● Problem to work on: Transcribe the full listing below exactly.

(Records from a collection of figures)
-*-*-
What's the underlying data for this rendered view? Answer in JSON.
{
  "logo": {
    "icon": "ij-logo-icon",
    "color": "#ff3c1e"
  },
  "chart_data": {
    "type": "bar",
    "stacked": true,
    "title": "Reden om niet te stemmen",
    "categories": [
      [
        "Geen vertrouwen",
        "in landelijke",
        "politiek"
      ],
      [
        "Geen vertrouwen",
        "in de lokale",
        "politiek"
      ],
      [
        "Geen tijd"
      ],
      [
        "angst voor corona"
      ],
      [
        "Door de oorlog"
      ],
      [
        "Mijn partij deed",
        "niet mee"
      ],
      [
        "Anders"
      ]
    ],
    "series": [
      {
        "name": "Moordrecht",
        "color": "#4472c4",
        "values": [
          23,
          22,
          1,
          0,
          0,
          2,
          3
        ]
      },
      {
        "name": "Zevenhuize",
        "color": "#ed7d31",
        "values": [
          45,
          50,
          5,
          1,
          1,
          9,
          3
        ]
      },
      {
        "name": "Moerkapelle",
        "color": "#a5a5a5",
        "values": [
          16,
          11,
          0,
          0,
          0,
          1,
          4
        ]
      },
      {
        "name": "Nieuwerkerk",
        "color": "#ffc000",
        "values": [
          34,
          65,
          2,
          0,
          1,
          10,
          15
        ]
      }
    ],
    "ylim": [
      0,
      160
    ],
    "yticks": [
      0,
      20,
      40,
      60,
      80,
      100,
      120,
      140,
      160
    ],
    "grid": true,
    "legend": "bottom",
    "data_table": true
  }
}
-*-*-
● Reply:
What's the underlying data for this rendered view? Answer in JSON.
{
  "logo": {
    "icon": "ij-logo-icon",
    "color": "#ff3c1e"
  },
  "chart_data": {
    "type": "bar",
    "stacked": true,
    "title": "Reden om niet te stemmen",
    "categories": [
      [
        "Geen vertrouwen",
        "in landelijke",
        "politiek"
      ],
      [
        "Geen vertrouwen",
        "in de lokale",
        "politiek"
      ],
      [
        "Geen tijd"
      ],
      [
        "angst voor corona"
      ],
      [
        "Door de oorlog"
      ],
      [
        "Mijn partij deed",
        "niet mee"
      ],
      [
        "Anders"
      ]
    ],
    "series": [
      {
        "name": "Moordrecht",
        "color": "#4472c4",
        "values": [
          23,
          22,
          1,
          0,
          0,
          2,
          3
        ]
      },
      {
        "name": "Zevenhuize",
        "color": "#ed7d31",
        "values": [
          45,
          50,
          5,
          1,
          1,
          9,
          3
        ]
      },
      {
        "name": "Moerkapelle",
        "color": "#a5a5a5",
        "values": [
          16,
          11,
          0,
          0,
          0,
          1,
          4
        ]
      },
      {
        "name": "Nieuwerkerk",
        "color": "#ffc000",
        "values": [
          34,
          65,
          2,
          0,
          1,
          10,
          15
        ]
      }
    ],
    "ylim": [
      0,
      160
    ],
    "yticks": [
      0,
      20,
      40,
      60,
      80,
      100,
      120,
      140,
      160
    ],
    "grid": true,
    "legend": "bottom",
    "data_table": true
  }
}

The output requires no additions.